**Problem to work on**.
Repeat each line of the material exactly.

**Materials provided**.

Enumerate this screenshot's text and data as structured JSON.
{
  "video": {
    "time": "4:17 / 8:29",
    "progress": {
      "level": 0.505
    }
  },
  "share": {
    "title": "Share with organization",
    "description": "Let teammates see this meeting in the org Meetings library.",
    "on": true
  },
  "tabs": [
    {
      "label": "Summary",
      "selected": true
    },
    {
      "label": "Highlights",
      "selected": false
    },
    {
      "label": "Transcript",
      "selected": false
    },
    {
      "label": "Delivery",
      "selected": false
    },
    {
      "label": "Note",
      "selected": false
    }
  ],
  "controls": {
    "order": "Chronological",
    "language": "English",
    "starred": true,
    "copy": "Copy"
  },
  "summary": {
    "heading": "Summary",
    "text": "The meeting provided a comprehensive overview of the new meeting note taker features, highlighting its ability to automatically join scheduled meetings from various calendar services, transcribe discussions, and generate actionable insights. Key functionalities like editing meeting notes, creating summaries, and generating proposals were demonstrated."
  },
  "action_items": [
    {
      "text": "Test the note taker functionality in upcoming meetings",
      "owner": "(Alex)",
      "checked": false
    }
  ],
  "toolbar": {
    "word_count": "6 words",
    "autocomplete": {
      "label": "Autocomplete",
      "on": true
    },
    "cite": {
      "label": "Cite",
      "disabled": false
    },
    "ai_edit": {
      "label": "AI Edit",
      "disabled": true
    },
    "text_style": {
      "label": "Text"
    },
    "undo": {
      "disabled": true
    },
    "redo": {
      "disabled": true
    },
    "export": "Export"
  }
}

**Right answer**.
Enumerate this screenshot's text and data as structured JSON.
{
  "video": {
    "time": "4:17 / 8:29",
    "progress": {
      "level": 0.505
    }
  },
  "share": {
    "title": "Share with organization",
    "description": "Let teammates see this meeting in the org Meetings library.",
    "on": true
  },
  "tabs": [
    {
      "label": "Summary",
      "selected": true
    },
    {
      "label": "Highlights",
      "selected": false
    },
    {
      "label": "Transcript",
      "selected": false
    },
    {
      "label": "Delivery",
      "selected": false
    },
    {
      "label": "Note",
      "selected": false
    }
  ],
  "controls": {
    "order": "Chronological",
    "language": "English",
    "starred": true,
    "copy": "Copy"
  },
  "summary": {
    "heading": "Summary",
    "text": "The meeting provided a comprehensive overview of the new meeting note taker features, highlighting its ability to automatically join scheduled meetings from various calendar services, transcribe discussions, and generate actionable insights. Key functionalities like editing meeting notes, creating summaries, and generating proposals were demonstrated."
  },
  "action_items": [
    {
      "text": "Test the note taker functionality in upcoming meetings",
      "owner": "(Alex)",
      "checked": false
    }
  ],
  "toolbar": {
    "word_count": "6 words",
    "autocomplete": {
      "label": "Autocomplete",
      "on": true
    },
    "cite": {
      "label": "Cite",
      "disabled": false
    },
    "ai_edit": {
      "label": "AI Edit",
      "disabled": true
    },
    "text_style": {
      "label": "Text"
    },
    "undo": {
      "disabled": true
    },
    "redo": {
      "disabled": true
    },
    "export": "Export"
  }
}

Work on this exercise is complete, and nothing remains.